Extracted material START

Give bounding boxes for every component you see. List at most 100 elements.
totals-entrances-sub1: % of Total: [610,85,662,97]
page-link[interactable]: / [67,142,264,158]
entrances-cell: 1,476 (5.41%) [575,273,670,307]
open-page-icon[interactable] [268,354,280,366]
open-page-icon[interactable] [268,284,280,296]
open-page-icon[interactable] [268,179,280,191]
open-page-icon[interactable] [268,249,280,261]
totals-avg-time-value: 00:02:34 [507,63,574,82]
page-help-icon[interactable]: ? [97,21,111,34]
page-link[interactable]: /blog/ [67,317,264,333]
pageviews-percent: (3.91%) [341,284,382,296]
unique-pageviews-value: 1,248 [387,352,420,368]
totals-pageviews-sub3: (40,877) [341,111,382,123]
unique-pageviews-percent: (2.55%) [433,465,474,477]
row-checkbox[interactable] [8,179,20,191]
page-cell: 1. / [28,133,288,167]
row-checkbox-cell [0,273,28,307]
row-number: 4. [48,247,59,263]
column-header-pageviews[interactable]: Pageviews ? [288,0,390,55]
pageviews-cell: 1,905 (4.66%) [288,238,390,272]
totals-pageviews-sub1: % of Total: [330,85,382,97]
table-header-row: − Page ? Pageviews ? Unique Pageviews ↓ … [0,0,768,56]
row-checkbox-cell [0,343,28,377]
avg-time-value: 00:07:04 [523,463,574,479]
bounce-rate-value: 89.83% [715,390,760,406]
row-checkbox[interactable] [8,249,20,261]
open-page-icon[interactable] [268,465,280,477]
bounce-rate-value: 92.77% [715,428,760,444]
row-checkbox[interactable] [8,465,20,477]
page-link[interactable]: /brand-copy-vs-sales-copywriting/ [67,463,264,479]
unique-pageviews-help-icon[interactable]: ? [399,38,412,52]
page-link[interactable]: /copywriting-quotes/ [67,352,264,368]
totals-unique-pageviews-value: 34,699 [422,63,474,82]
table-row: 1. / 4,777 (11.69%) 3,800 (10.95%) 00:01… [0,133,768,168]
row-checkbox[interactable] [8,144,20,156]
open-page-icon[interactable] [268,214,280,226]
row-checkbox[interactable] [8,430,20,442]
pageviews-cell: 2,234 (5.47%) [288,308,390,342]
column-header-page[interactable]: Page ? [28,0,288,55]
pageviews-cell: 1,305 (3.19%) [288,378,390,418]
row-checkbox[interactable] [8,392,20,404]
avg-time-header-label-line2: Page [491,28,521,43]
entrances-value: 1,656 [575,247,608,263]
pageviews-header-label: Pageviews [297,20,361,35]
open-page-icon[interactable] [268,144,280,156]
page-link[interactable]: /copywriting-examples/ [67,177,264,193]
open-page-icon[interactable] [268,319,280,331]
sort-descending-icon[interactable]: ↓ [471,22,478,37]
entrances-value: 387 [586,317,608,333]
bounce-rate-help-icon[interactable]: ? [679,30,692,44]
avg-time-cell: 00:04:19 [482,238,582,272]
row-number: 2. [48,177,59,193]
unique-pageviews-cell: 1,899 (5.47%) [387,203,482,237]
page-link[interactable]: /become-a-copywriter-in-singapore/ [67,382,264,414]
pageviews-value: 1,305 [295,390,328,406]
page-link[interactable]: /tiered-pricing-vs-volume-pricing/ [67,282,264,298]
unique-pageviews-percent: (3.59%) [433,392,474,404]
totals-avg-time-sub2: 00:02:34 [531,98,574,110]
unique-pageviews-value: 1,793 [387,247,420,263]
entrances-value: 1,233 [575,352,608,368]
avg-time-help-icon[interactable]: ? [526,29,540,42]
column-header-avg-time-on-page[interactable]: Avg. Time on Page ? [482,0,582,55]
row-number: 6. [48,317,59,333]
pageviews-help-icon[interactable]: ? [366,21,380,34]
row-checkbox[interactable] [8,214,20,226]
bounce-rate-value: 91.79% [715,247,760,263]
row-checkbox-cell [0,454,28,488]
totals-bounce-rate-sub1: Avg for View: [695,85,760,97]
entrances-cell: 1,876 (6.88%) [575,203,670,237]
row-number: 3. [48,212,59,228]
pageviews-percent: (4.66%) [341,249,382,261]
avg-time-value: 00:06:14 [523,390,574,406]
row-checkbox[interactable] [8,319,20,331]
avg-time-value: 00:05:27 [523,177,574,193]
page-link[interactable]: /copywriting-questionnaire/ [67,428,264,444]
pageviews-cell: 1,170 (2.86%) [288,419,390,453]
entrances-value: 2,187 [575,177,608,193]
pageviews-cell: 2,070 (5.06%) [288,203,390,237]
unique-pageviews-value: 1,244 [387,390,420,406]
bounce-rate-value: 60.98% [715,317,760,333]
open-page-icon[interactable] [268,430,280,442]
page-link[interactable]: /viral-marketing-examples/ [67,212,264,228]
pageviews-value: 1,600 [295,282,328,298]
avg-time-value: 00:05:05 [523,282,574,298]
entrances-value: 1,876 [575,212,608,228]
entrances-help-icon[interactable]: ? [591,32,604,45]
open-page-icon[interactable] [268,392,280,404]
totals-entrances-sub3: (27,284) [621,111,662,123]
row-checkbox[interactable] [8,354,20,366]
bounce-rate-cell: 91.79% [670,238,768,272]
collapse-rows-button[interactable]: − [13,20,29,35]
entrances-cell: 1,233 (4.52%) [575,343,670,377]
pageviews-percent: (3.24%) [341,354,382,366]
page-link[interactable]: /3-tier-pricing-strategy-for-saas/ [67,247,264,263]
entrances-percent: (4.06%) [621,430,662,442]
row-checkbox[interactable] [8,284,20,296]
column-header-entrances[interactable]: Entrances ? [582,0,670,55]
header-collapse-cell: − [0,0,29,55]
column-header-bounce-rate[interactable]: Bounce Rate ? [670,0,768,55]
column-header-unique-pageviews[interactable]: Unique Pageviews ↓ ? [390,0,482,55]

Extracted material END

- [Your instructions]: Return all of the listing above exactly, leaving nothing out.

- [Output below]:
Give bounding boxes for every component you see. List at most 100 elements.
totals-entrances-sub1: % of Total: [610,85,662,97]
page-link[interactable]: / [67,142,264,158]
entrances-cell: 1,476 (5.41%) [575,273,670,307]
open-page-icon[interactable] [268,354,280,366]
open-page-icon[interactable] [268,284,280,296]
open-page-icon[interactable] [268,179,280,191]
open-page-icon[interactable] [268,249,280,261]
totals-avg-time-value: 00:02:34 [507,63,574,82]
page-help-icon[interactable]: ? [97,21,111,34]
page-link[interactable]: /blog/ [67,317,264,333]
pageviews-percent: (3.91%) [341,284,382,296]
unique-pageviews-value: 1,248 [387,352,420,368]
totals-pageviews-sub3: (40,877) [341,111,382,123]
unique-pageviews-percent: (2.55%) [433,465,474,477]
row-checkbox[interactable] [8,179,20,191]
page-cell: 1. / [28,133,288,167]
row-checkbox-cell [0,273,28,307]
row-number: 4. [48,247,59,263]
column-header-pageviews[interactable]: Pageviews ? [288,0,390,55]
pageviews-cell: 1,905 (4.66%) [288,238,390,272]
totals-pageviews-sub1: % of Total: [330,85,382,97]
table-header-row: − Page ? Pageviews ? Unique Pageviews ↓ … [0,0,768,56]
row-checkbox-cell [0,343,28,377]
avg-time-value: 00:07:04 [523,463,574,479]
bounce-rate-value: 89.83% [715,390,760,406]
row-checkbox[interactable] [8,249,20,261]
open-page-icon[interactable] [268,465,280,477]
bounce-rate-value: 92.77% [715,428,760,444]
row-checkbox[interactable] [8,465,20,477]
page-link[interactable]: /brand-copy-vs-sales-copywriting/ [67,463,264,479]
unique-pageviews-help-icon[interactable]: ? [399,38,412,52]
page-link[interactable]: /copywriting-quotes/ [67,352,264,368]
totals-unique-pageviews-value: 34,699 [422,63,474,82]
table-row: 1. / 4,777 (11.69%) 3,800 (10.95%) 00:01… [0,133,768,168]
row-checkbox[interactable] [8,144,20,156]
open-page-icon[interactable] [268,214,280,226]
row-checkbox[interactable] [8,430,20,442]
pageviews-cell: 2,234 (5.47%) [288,308,390,342]
column-header-page[interactable]: Page ? [28,0,288,55]
pageviews-cell: 1,305 (3.19%) [288,378,390,418]
row-checkbox[interactable] [8,392,20,404]
avg-time-header-label-line2: Page [491,28,521,43]
entrances-value: 1,656 [575,247,608,263]
pageviews-header-label: Pageviews [297,20,361,35]
open-page-icon[interactable] [268,144,280,156]
page-link[interactable]: /copywriting-examples/ [67,177,264,193]
open-page-icon[interactable] [268,319,280,331]
sort-descending-icon[interactable]: ↓ [471,22,478,37]
entrances-value: 387 [586,317,608,333]
bounce-rate-help-icon[interactable]: ? [679,30,692,44]
avg-time-cell: 00:04:19 [482,238,582,272]
row-number: 2. [48,177,59,193]
unique-pageviews-cell: 1,899 (5.47%) [387,203,482,237]
page-link[interactable]: /become-a-copywriter-in-singapore/ [67,382,264,414]
pageviews-value: 1,305 [295,390,328,406]
page-link[interactable]: /tiered-pricing-vs-volume-pricing/ [67,282,264,298]
unique-pageviews-percent: (3.59%) [433,392,474,404]
totals-avg-time-sub2: 00:02:34 [531,98,574,110]
unique-pageviews-value: 1,793 [387,247,420,263]
entrances-value: 1,233 [575,352,608,368]
avg-time-help-icon[interactable]: ? [526,29,540,42]
column-header-avg-time-on-page[interactable]: Avg. Time on Page ? [482,0,582,55]
row-number: 6. [48,317,59,333]
pageviews-help-icon[interactable]: ? [366,21,380,34]
row-checkbox[interactable] [8,214,20,226]
bounce-rate-value: 91.79% [715,247,760,263]
row-checkbox-cell [0,454,28,488]
totals-bounce-rate-sub1: Avg for View: [695,85,760,97]
entrances-cell: 1,876 (6.88%) [575,203,670,237]
row-number: 3. [48,212,59,228]
pageviews-percent: (4.66%) [341,249,382,261]
avg-time-value: 00:06:14 [523,390,574,406]
row-checkbox[interactable] [8,319,20,331]
avg-time-value: 00:05:27 [523,177,574,193]
page-link[interactable]: /copywriting-questionnaire/ [67,428,264,444]
pageviews-cell: 1,170 (2.86%) [288,419,390,453]
entrances-value: 2,187 [575,177,608,193]
pageviews-cell: 2,070 (5.06%) [288,203,390,237]
unique-pageviews-value: 1,244 [387,390,420,406]
bounce-rate-value: 60.98% [715,317,760,333]
open-page-icon[interactable] [268,430,280,442]
page-link[interactable]: /viral-marketing-examples/ [67,212,264,228]
pageviews-value: 1,600 [295,282,328,298]
avg-time-value: 00:05:05 [523,282,574,298]
entrances-value: 1,876 [575,212,608,228]
entrances-help-icon[interactable]: ? [591,32,604,45]
open-page-icon[interactable] [268,392,280,404]
totals-entrances-sub3: (27,284) [621,111,662,123]
row-checkbox[interactable] [8,354,20,366]
bounce-rate-cell: 91.79% [670,238,768,272]
collapse-rows-button[interactable]: − [13,20,29,35]
entrances-cell: 1,233 (4.52%) [575,343,670,377]
pageviews-percent: (3.24%) [341,354,382,366]
page-link[interactable]: /3-tier-pricing-strategy-for-saas/ [67,247,264,263]
entrances-percent: (4.06%) [621,430,662,442]
row-checkbox[interactable] [8,284,20,296]
column-header-entrances[interactable]: Entrances ? [582,0,670,55]
header-collapse-cell: − [0,0,29,55]
column-header-bounce-rate[interactable]: Bounce Rate ? [670,0,768,55]
column-header-unique-pageviews[interactable]: Unique Pageviews ↓ ? [390,0,482,55]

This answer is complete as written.